— BEGIN MATERIAL —

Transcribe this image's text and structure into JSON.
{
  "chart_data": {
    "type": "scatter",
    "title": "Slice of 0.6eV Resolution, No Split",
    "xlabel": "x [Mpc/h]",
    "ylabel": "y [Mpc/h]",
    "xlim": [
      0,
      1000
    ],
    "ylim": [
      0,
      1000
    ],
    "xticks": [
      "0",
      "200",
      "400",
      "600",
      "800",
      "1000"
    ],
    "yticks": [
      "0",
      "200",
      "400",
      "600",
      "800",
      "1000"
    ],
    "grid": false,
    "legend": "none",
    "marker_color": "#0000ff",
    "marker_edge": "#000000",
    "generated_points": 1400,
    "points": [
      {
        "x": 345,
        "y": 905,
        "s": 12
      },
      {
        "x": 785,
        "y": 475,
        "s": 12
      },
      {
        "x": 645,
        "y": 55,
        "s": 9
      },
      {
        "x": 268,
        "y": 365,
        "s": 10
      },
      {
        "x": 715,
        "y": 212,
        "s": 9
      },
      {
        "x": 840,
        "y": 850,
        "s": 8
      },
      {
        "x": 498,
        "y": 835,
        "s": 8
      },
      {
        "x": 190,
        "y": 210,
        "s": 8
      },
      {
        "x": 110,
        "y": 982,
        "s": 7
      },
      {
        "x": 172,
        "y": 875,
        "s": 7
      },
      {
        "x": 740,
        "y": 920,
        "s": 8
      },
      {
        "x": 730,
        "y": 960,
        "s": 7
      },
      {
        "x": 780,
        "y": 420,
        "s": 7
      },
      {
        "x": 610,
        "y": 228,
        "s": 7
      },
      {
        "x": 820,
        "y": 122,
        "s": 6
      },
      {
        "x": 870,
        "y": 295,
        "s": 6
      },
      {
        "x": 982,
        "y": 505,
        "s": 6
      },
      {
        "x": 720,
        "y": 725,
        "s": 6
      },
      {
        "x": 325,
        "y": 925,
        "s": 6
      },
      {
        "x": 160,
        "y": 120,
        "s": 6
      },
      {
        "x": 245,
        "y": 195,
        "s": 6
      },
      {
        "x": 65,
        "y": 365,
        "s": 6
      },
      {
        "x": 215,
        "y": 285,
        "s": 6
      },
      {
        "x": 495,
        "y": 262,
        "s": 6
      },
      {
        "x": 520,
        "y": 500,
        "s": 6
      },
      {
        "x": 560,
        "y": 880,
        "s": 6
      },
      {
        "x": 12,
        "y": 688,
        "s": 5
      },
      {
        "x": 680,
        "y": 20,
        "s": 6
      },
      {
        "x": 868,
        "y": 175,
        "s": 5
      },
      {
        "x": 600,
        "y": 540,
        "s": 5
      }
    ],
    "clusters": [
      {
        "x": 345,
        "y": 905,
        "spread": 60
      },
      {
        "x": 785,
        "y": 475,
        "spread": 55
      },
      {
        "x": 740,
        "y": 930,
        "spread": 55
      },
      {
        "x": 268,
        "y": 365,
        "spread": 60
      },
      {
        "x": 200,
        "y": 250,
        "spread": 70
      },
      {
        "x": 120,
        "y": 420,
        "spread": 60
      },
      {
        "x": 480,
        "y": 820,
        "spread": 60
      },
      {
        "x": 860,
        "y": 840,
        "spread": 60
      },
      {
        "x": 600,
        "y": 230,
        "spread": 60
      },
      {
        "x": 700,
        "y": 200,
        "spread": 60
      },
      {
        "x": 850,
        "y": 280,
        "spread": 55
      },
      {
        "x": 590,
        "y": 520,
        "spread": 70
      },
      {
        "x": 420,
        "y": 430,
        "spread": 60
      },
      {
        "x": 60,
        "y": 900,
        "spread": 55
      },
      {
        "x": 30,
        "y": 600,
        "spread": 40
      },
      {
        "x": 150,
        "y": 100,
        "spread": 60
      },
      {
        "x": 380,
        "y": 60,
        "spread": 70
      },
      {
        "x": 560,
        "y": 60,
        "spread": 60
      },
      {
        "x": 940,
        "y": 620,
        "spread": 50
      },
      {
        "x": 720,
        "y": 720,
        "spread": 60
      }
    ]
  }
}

— END MATERIAL —

*WORK REQUIRED*.
Quote the whole listing above, leaving nothing out.

*RESULT OF THE EXERCISE*.
Transcribe this image's text and structure into JSON.
{
  "chart_data": {
    "type": "scatter",
    "title": "Slice of 0.6eV Resolution, No Split",
    "xlabel": "x [Mpc/h]",
    "ylabel": "y [Mpc/h]",
    "xlim": [
      0,
      1000
    ],
    "ylim": [
      0,
      1000
    ],
    "xticks": [
      "0",
      "200",
      "400",
      "600",
      "800",
      "1000"
    ],
    "yticks": [
      "0",
      "200",
      "400",
      "600",
      "800",
      "1000"
    ],
    "grid": false,
    "legend": "none",
    "marker_color": "#0000ff",
    "marker_edge": "#000000",
    "generated_points": 1400,
    "points": [
      {
        "x": 345,
        "y": 905,
        "s": 12
      },
      {
        "x": 785,
        "y": 475,
        "s": 12
      },
      {
        "x": 645,
        "y": 55,
        "s": 9
      },
      {
        "x": 268,
        "y": 365,
        "s": 10
      },
      {
        "x": 715,
        "y": 212,
        "s": 9
      },
      {
        "x": 840,
        "y": 850,
        "s": 8
      },
      {
        "x": 498,
        "y": 835,
        "s": 8
      },
      {
        "x": 190,
        "y": 210,
        "s": 8
      },
      {
        "x": 110,
        "y": 982,
        "s": 7
      },
      {
        "x": 172,
        "y": 875,
        "s": 7
      },
      {
        "x": 740,
        "y": 920,
        "s": 8
      },
      {
        "x": 730,
        "y": 960,
        "s": 7
      },
      {
        "x": 780,
        "y": 420,
        "s": 7
      },
      {
        "x": 610,
        "y": 228,
        "s": 7
      },
      {
        "x": 820,
        "y": 122,
        "s": 6
      },
      {
        "x": 870,
        "y": 295,
        "s": 6
      },
      {
        "x": 982,
        "y": 505,
        "s": 6
      },
      {
        "x": 720,
        "y": 725,
        "s": 6
      },
      {
        "x": 325,
        "y": 925,
        "s": 6
      },
      {
        "x": 160,
        "y": 120,
        "s": 6
      },
      {
        "x": 245,
        "y": 195,
        "s": 6
      },
      {
        "x": 65,
        "y": 365,
        "s": 6
      },
      {
        "x": 215,
        "y": 285,
        "s": 6
      },
      {
        "x": 495,
        "y": 262,
        "s": 6
      },
      {
        "x": 520,
        "y": 500,
        "s": 6
      },
      {
        "x": 560,
        "y": 880,
        "s": 6
      },
      {
        "x": 12,
        "y": 688,
        "s": 5
      },
      {
        "x": 680,
        "y": 20,
        "s": 6
      },
      {
        "x": 868,
        "y": 175,
        "s": 5
      },
      {
        "x": 600,
        "y": 540,
        "s": 5
      }
    ],
    "clusters": [
      {
        "x": 345,
        "y": 905,
        "spread": 60
      },
      {
        "x": 785,
        "y": 475,
        "spread": 55
      },
      {
        "x": 740,
        "y": 930,
        "spread": 55
      },
      {
        "x": 268,
        "y": 365,
        "spread": 60
      },
      {
        "x": 200,
        "y": 250,
        "spread": 70
      },
      {
        "x": 120,
        "y": 420,
        "spread": 60
      },
      {
        "x": 480,
        "y": 820,
        "spread": 60
      },
      {
        "x": 860,
        "y": 840,
        "spread": 60
      },
      {
        "x": 600,
        "y": 230,
        "spread": 60
      },
      {
        "x": 700,
        "y": 200,
        "spread": 60
      },
      {
        "x": 850,
        "y": 280,
        "spread": 55
      },
      {
        "x": 590,
        "y": 520,
        "spread": 70
      },
      {
        "x": 420,
        "y": 430,
        "spread": 60
      },
      {
        "x": 60,
        "y": 900,
        "spread": 55
      },
      {
        "x": 30,
        "y": 600,
        "spread": 40
      },
      {
        "x": 150,
        "y": 100,
        "spread": 60
      },
      {
        "x": 380,
        "y": 60,
        "spread": 70
      },
      {
        "x": 560,
        "y": 60,
        "spread": 60
      },
      {
        "x": 940,
        "y": 620,
        "spread": 50
      },
      {
        "x": 720,
        "y": 720,
        "spread": 60
      }
    ]
  }
}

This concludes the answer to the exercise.